> Task instructions:
For the entries that follow, tally the lines holding the string "пильные". Give the total and nothing else.

> Working data:
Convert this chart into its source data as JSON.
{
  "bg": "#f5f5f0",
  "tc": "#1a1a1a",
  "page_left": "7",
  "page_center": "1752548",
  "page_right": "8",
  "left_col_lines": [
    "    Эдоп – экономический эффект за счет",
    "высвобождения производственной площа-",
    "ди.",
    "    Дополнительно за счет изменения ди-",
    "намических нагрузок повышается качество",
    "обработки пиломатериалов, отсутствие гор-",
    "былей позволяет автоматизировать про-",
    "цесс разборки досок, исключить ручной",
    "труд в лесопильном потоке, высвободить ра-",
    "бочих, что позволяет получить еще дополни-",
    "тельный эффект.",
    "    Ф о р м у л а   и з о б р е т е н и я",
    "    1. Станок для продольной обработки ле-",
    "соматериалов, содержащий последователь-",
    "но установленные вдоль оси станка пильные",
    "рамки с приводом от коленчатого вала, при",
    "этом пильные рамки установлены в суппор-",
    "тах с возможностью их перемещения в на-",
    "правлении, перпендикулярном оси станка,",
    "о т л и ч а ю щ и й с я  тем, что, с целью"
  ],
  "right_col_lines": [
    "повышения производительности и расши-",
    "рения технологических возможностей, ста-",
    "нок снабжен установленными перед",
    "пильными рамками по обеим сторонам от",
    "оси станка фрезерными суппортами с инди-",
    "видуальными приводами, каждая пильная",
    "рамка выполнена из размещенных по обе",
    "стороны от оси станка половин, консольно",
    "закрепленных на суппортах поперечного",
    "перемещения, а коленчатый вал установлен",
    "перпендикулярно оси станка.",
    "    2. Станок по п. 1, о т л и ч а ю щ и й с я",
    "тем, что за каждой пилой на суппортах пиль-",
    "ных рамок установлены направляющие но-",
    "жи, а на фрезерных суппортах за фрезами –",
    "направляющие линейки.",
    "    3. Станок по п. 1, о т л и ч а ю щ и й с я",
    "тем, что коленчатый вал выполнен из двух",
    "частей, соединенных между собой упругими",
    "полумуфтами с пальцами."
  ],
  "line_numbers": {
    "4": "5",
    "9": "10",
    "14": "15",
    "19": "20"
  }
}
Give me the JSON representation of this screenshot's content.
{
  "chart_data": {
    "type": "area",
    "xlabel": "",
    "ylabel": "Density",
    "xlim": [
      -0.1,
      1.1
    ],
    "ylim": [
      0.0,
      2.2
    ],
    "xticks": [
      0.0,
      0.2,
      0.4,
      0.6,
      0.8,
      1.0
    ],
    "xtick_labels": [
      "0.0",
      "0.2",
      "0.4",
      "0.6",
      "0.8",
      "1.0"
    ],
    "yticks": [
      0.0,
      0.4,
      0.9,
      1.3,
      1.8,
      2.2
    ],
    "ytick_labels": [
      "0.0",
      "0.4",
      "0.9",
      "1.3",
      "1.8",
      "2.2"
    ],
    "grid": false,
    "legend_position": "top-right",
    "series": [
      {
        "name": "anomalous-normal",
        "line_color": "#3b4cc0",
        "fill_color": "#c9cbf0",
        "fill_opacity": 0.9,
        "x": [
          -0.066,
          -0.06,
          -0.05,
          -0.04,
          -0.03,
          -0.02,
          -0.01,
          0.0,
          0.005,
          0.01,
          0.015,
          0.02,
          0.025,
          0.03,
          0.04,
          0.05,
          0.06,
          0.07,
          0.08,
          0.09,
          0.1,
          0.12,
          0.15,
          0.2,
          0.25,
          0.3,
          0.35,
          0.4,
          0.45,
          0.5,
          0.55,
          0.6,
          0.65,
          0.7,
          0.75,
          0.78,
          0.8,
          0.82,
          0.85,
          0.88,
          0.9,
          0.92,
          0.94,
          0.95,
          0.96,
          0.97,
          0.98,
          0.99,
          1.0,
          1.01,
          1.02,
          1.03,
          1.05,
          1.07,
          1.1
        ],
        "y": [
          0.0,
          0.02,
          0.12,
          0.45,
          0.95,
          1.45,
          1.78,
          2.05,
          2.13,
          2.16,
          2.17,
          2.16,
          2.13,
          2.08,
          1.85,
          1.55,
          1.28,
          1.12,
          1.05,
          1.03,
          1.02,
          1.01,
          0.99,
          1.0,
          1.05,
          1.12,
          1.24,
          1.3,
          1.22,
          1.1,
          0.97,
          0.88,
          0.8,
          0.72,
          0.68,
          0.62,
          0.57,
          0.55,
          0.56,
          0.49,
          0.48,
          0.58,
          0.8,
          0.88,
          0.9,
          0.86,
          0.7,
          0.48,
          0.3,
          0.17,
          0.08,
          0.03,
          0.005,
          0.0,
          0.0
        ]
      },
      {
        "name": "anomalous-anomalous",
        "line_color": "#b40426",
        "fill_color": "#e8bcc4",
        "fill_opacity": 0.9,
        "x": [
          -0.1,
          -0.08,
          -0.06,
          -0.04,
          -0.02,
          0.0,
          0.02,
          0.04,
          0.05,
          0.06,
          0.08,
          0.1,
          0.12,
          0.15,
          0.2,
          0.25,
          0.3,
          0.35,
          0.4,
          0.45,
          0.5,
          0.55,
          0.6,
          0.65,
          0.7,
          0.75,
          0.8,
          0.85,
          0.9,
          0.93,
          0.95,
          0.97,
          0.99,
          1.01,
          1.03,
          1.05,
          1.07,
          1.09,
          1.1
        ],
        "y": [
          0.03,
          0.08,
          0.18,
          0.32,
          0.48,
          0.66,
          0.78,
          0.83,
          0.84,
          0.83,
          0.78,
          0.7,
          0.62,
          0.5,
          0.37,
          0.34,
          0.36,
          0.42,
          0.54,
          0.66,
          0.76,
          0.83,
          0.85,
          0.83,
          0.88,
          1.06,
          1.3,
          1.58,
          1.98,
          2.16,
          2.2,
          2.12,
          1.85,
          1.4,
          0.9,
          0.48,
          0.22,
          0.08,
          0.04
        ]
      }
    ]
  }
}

> Task output:
2